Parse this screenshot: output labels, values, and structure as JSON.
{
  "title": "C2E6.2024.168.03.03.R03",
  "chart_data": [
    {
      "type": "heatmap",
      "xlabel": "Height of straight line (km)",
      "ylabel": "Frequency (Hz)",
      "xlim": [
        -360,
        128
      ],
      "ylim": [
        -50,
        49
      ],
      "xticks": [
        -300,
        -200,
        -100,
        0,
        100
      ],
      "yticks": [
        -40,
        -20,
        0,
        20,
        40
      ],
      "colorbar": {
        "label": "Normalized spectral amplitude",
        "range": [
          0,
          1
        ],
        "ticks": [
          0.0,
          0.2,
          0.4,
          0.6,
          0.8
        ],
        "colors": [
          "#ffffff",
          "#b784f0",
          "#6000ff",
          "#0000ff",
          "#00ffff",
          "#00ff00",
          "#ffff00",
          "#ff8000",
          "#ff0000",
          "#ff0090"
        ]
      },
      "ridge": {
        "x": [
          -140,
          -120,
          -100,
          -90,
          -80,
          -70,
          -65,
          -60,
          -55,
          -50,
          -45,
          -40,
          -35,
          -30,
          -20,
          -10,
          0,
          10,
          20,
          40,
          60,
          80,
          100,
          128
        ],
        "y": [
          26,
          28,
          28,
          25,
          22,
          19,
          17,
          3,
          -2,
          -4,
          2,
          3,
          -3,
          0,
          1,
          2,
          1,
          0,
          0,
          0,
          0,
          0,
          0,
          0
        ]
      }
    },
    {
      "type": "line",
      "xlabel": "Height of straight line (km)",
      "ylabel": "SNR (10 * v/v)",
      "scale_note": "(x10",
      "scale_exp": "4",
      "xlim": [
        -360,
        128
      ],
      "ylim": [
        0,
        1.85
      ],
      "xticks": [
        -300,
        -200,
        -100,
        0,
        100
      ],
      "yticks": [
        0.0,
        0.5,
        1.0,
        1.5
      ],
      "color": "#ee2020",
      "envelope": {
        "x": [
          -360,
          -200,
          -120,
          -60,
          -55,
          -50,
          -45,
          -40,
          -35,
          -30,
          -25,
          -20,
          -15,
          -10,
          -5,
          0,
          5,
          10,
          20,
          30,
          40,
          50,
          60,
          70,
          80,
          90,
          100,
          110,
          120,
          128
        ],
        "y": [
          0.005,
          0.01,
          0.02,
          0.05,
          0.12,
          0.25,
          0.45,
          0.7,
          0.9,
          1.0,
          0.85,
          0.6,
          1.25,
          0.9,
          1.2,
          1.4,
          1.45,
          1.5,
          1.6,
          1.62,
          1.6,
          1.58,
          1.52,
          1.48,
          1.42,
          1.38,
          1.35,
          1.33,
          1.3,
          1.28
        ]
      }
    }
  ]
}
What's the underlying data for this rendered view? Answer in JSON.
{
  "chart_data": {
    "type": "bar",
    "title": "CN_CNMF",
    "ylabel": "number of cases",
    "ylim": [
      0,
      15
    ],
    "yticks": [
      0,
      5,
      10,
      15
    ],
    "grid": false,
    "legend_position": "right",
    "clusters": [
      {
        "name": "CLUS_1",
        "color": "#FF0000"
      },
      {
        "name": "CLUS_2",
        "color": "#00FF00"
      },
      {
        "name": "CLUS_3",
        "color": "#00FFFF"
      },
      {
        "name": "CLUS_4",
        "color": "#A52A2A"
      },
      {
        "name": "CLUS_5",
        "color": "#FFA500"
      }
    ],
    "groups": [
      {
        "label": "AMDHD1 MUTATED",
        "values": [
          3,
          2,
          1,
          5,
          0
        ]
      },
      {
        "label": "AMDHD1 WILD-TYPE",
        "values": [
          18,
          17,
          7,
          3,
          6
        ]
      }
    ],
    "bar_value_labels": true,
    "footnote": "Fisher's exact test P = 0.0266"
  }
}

INSTRUCTION >> Transcribe exactly, and only, the lines from the one bearing "What's the underlying" through the last line of the entries, counting both.

THE RESPONSE >>
What's the underlying data for this rendered view? Answer in JSON.
{
  "chart_data": {
    "type": "bar",
    "title": "CN_CNMF",
    "ylabel": "number of cases",
    "ylim": [
      0,
      15
    ],
    "yticks": [
      0,
      5,
      10,
      15
    ],
    "grid": false,
    "legend_position": "right",
    "clusters": [
      {
        "name": "CLUS_1",
        "color": "#FF0000"
      },
      {
        "name": "CLUS_2",
        "color": "#00FF00"
      },
      {
        "name": "CLUS_3",
        "color": "#00FFFF"
      },
      {
        "name": "CLUS_4",
        "color": "#A52A2A"
      },
      {
        "name": "CLUS_5",
        "color": "#FFA500"
      }
    ],
    "groups": [
      {
        "label": "AMDHD1 MUTATED",
        "values": [
          3,
          2,
          1,
          5,
          0
        ]
      },
      {
        "label": "AMDHD1 WILD-TYPE",
        "values": [
          18,
          17,
          7,
          3,
          6
        ]
      }
    ],
    "bar_value_labels": true,
    "footnote": "Fisher's exact test P = 0.0266"
  }
}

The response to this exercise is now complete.